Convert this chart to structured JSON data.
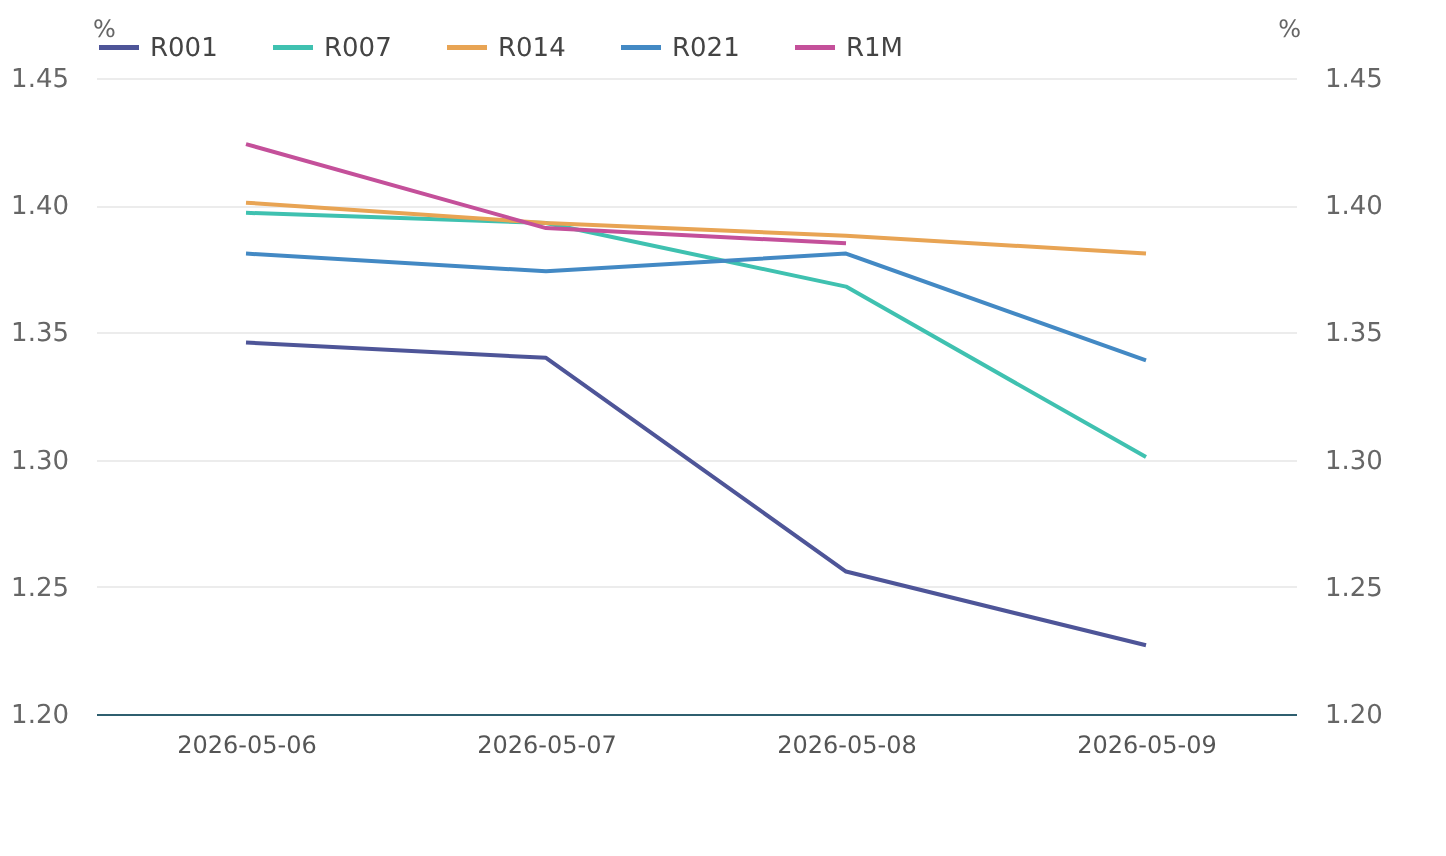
{
  "chart_data": {
    "type": "line",
    "categories": [
      "2026-05-06",
      "2026-05-07",
      "2026-05-08",
      "2026-05-09"
    ],
    "ylabel": "%",
    "y2label": "%",
    "ylim": [
      1.2,
      1.45
    ],
    "yticks": [
      {
        "value": 1.2,
        "label": "1.20"
      },
      {
        "value": 1.25,
        "label": "1.25"
      },
      {
        "value": 1.3,
        "label": "1.30"
      },
      {
        "value": 1.35,
        "label": "1.35"
      },
      {
        "value": 1.4,
        "label": "1.40"
      },
      {
        "value": 1.45,
        "label": "1.45"
      }
    ],
    "y2lim": [
      1.2,
      1.45
    ],
    "y2ticks": [
      {
        "value": 1.2,
        "label": "1.20"
      },
      {
        "value": 1.25,
        "label": "1.25"
      },
      {
        "value": 1.3,
        "label": "1.30"
      },
      {
        "value": 1.35,
        "label": "1.35"
      },
      {
        "value": 1.4,
        "label": "1.40"
      },
      {
        "value": 1.45,
        "label": "1.45"
      }
    ],
    "grid": "y",
    "legend": "top left",
    "marker": "none",
    "line_style": "solid",
    "series": [
      {
        "name": "R001",
        "color": "#4e5598",
        "values": [
          1.346,
          1.34,
          1.256,
          1.227
        ]
      },
      {
        "name": "R007",
        "color": "#3fc1b0",
        "values": [
          1.397,
          1.393,
          1.368,
          1.301
        ]
      },
      {
        "name": "R014",
        "color": "#e8a454",
        "values": [
          1.401,
          1.393,
          1.388,
          1.381
        ]
      },
      {
        "name": "R021",
        "color": "#4389c4",
        "values": [
          1.381,
          1.374,
          1.381,
          1.339
        ]
      },
      {
        "name": "R1M",
        "color": "#c4509a",
        "values": [
          1.424,
          1.391,
          1.385,
          null
        ]
      }
    ]
  }
}
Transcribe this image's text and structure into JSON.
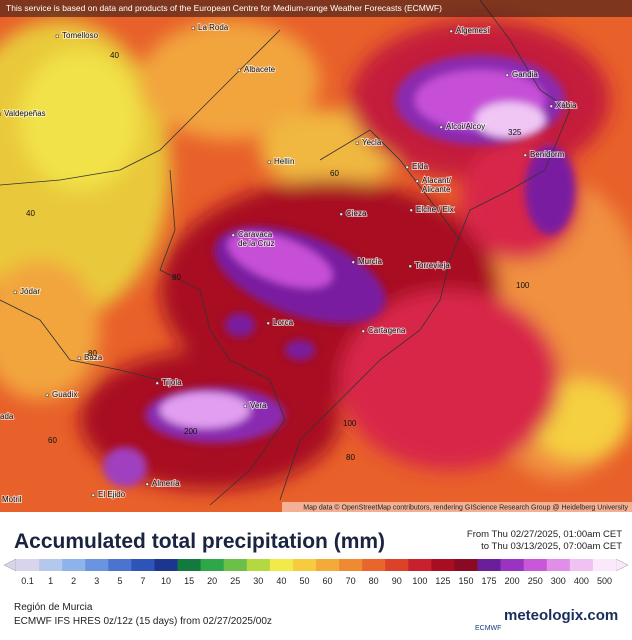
{
  "banner": "This service is based on data and products of the European Centre for Medium-range Weather Forecasts (ECMWF)",
  "cities": [
    "Tomelloso",
    "La Roda",
    "Albacete",
    "Valdepeñas",
    "Algemesí",
    "Gandia",
    "Xàbia",
    "Alcoi/Alcoy",
    "Benidorm",
    "Hellín",
    "Yecla",
    "Elda",
    "Alacant/\nAlicante",
    "Elche / Elx",
    "Caravaca\nde la Cruz",
    "Cieza",
    "Murcia",
    "Torrevieja",
    "Jódar",
    "Lorca",
    "Cartagena",
    "Baza",
    "Guadix",
    "Tíjola",
    "Vera",
    "Almería",
    "El Ejido",
    "Motril",
    "ada"
  ],
  "contours": [
    40,
    40,
    60,
    80,
    80,
    100,
    100,
    200,
    325,
    80,
    60
  ],
  "attribution": "Map data © OpenStreetMap contributors, rendering GIScience Research Group @ Heidelberg University",
  "legend": {
    "title": "Accumulated total precipitation (mm)",
    "from": "From Thu 02/27/2025, 01:00am CET",
    "to": "to Thu 03/13/2025, 07:00am CET",
    "levels": [
      0.1,
      1,
      2,
      3,
      5,
      7,
      10,
      15,
      20,
      25,
      30,
      40,
      50,
      60,
      70,
      80,
      90,
      100,
      125,
      150,
      175,
      200,
      250,
      300,
      400,
      500
    ],
    "colors": [
      "#d8d4ec",
      "#b4c8ee",
      "#8eb2ea",
      "#6a94e0",
      "#4a74d0",
      "#2e54b8",
      "#1c3690",
      "#127a3c",
      "#2ea64a",
      "#6cc04a",
      "#b4d840",
      "#f2ea4a",
      "#f6cc3e",
      "#f4aa38",
      "#f08a32",
      "#e8662c",
      "#dc4228",
      "#c8202c",
      "#a80d22",
      "#8a0a24",
      "#6a1f9a",
      "#9a34c0",
      "#c858d8",
      "#e08ee8",
      "#f0c2f4",
      "#fae8fb"
    ]
  },
  "footer": {
    "region": "Región de Murcia",
    "model": "ECMWF IFS HRES 0z/12z (15 days) from  02/27/2025/00z",
    "ecmwf": "ECMWF",
    "brand": "meteologix.com"
  }
}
========
Task to complete: Your task is an exact transcription of all the data, minus the pictures.

Result for this task:
Convert this chart to structured JSON data.
{
  "chart_data": {
    "type": "line",
    "categories": [
      "2026-05-06",
      "2026-05-07",
      "2026-05-08",
      "2026-05-09"
    ],
    "ylabel": "%",
    "y2label": "%",
    "ylim": [
      1.2,
      1.45
    ],
    "yticks": [
      {
        "value": 1.2,
        "label": "1.20"
      },
      {
        "value": 1.25,
        "label": "1.25"
      },
      {
        "value": 1.3,
        "label": "1.30"
      },
      {
        "value": 1.35,
        "label": "1.35"
      },
      {
        "value": 1.4,
        "label": "1.40"
      },
      {
        "value": 1.45,
        "label": "1.45"
      }
    ],
    "y2lim": [
      1.2,
      1.45
    ],
    "y2ticks": [
      {
        "value": 1.2,
        "label": "1.20"
      },
      {
        "value": 1.25,
        "label": "1.25"
      },
      {
        "value": 1.3,
        "label": "1.30"
      },
      {
        "value": 1.35,
        "label": "1.35"
      },
      {
        "value": 1.4,
        "label": "1.40"
      },
      {
        "value": 1.45,
        "label": "1.45"
      }
    ],
    "grid": "y",
    "legend": "top left",
    "marker": "none",
    "line_style": "solid",
    "series": [
      {
        "name": "R001",
        "color": "#4e5598",
        "values": [
          1.346,
          1.34,
          1.256,
          1.227
        ]
      },
      {
        "name": "R007",
        "color": "#3fc1b0",
        "values": [
          1.397,
          1.393,
          1.368,
          1.301
        ]
      },
      {
        "name": "R014",
        "color": "#e8a454",
        "values": [
          1.401,
          1.393,
          1.388,
          1.381
        ]
      },
      {
        "name": "R021",
        "color": "#4389c4",
        "values": [
          1.381,
          1.374,
          1.381,
          1.339
        ]
      },
      {
        "name": "R1M",
        "color": "#c4509a",
        "values": [
          1.424,
          1.391,
          1.385,
          null
        ]
      }
    ]
  }
}
Transcribe this image's text and structure into JSON.
{
  "banner": "This service is based on data and products of the European Centre for Medium-range Weather Forecasts (ECMWF)",
  "cities": [
    "Tomelloso",
    "La Roda",
    "Albacete",
    "Valdepeñas",
    "Algemesí",
    "Gandia",
    "Xàbia",
    "Alcoi/Alcoy",
    "Benidorm",
    "Hellín",
    "Yecla",
    "Elda",
    "Alacant/\nAlicante",
    "Elche / Elx",
    "Caravaca\nde la Cruz",
    "Cieza",
    "Murcia",
    "Torrevieja",
    "Jódar",
    "Lorca",
    "Cartagena",
    "Baza",
    "Guadix",
    "Tíjola",
    "Vera",
    "Almería",
    "El Ejido",
    "Motril",
    "ada"
  ],
  "contours": [
    40,
    40,
    60,
    80,
    80,
    100,
    100,
    200,
    325,
    80,
    60
  ],
  "attribution": "Map data © OpenStreetMap contributors, rendering GIScience Research Group @ Heidelberg University",
  "legend": {
    "title": "Accumulated total precipitation (mm)",
    "from": "From Thu 02/27/2025, 01:00am CET",
    "to": "to Thu 03/13/2025, 07:00am CET",
    "levels": [
      0.1,
      1,
      2,
      3,
      5,
      7,
      10,
      15,
      20,
      25,
      30,
      40,
      50,
      60,
      70,
      80,
      90,
      100,
      125,
      150,
      175,
      200,
      250,
      300,
      400,
      500
    ],
    "colors": [
      "#d8d4ec",
      "#b4c8ee",
      "#8eb2ea",
      "#6a94e0",
      "#4a74d0",
      "#2e54b8",
      "#1c3690",
      "#127a3c",
      "#2ea64a",
      "#6cc04a",
      "#b4d840",
      "#f2ea4a",
      "#f6cc3e",
      "#f4aa38",
      "#f08a32",
      "#e8662c",
      "#dc4228",
      "#c8202c",
      "#a80d22",
      "#8a0a24",
      "#6a1f9a",
      "#9a34c0",
      "#c858d8",
      "#e08ee8",
      "#f0c2f4",
      "#fae8fb"
    ]
  },
  "footer": {
    "region": "Región de Murcia",
    "model": "ECMWF IFS HRES 0z/12z (15 days) from  02/27/2025/00z",
    "ecmwf": "ECMWF",
    "brand": "meteologix.com"
  }
}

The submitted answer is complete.